+++ Supplied records
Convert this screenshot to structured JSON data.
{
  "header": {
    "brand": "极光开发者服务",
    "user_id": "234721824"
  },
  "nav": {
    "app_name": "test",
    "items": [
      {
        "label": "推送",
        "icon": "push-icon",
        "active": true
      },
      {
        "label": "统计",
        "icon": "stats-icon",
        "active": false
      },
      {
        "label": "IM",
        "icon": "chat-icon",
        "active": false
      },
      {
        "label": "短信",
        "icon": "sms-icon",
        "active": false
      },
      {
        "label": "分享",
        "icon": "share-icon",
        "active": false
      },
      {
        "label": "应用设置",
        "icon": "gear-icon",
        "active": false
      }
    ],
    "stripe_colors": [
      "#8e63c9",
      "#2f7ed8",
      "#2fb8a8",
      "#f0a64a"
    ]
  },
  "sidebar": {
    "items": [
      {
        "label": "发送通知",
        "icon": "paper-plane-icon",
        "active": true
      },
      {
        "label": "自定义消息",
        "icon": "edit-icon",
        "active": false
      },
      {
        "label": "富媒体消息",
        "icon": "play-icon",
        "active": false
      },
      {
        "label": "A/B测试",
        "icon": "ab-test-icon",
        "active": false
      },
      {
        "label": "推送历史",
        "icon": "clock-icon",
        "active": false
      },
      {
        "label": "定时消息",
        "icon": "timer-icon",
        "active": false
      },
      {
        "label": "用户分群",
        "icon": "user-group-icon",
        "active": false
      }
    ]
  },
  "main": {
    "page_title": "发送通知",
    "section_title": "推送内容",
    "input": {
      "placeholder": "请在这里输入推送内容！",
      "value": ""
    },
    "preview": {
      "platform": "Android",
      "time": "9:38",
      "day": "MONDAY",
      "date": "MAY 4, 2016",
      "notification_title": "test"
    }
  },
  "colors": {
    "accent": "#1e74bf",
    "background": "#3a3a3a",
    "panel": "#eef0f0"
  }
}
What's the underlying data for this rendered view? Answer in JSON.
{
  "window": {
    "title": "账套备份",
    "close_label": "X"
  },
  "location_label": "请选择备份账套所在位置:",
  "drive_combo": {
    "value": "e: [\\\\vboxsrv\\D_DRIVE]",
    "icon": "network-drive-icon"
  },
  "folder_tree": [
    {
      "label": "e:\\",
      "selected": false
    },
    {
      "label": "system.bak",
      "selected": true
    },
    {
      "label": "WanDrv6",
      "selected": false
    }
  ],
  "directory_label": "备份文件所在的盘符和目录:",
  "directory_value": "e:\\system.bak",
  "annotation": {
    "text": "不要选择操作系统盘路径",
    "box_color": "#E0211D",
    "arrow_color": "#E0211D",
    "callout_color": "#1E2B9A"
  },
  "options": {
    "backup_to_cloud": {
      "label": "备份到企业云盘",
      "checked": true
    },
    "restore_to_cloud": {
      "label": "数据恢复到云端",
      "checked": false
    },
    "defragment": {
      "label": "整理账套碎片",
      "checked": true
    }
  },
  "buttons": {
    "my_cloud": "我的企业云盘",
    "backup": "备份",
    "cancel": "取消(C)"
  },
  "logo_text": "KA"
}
++++++
Reproduce only the lines from the line containing "What's the underlying" to the last line of the material above, both of those lines included.

What's the underlying data for this rendered view? Answer in JSON.
{
  "window": {
    "title": "账套备份",
    "close_label": "X"
  },
  "location_label": "请选择备份账套所在位置:",
  "drive_combo": {
    "value": "e: [\\\\vboxsrv\\D_DRIVE]",
    "icon": "network-drive-icon"
  },
  "folder_tree": [
    {
      "label": "e:\\",
      "selected": false
    },
    {
      "label": "system.bak",
      "selected": true
    },
    {
      "label": "WanDrv6",
      "selected": false
    }
  ],
  "directory_label": "备份文件所在的盘符和目录:",
  "directory_value": "e:\\system.bak",
  "annotation": {
    "text": "不要选择操作系统盘路径",
    "box_color": "#E0211D",
    "arrow_color": "#E0211D",
    "callout_color": "#1E2B9A"
  },
  "options": {
    "backup_to_cloud": {
      "label": "备份到企业云盘",
      "checked": true
    },
    "restore_to_cloud": {
      "label": "数据恢复到云端",
      "checked": false
    },
    "defragment": {
      "label": "整理账套碎片",
      "checked": true
    }
  },
  "buttons": {
    "my_cloud": "我的企业云盘",
    "backup": "备份",
    "cancel": "取消(C)"
  },
  "logo_text": "KA"
}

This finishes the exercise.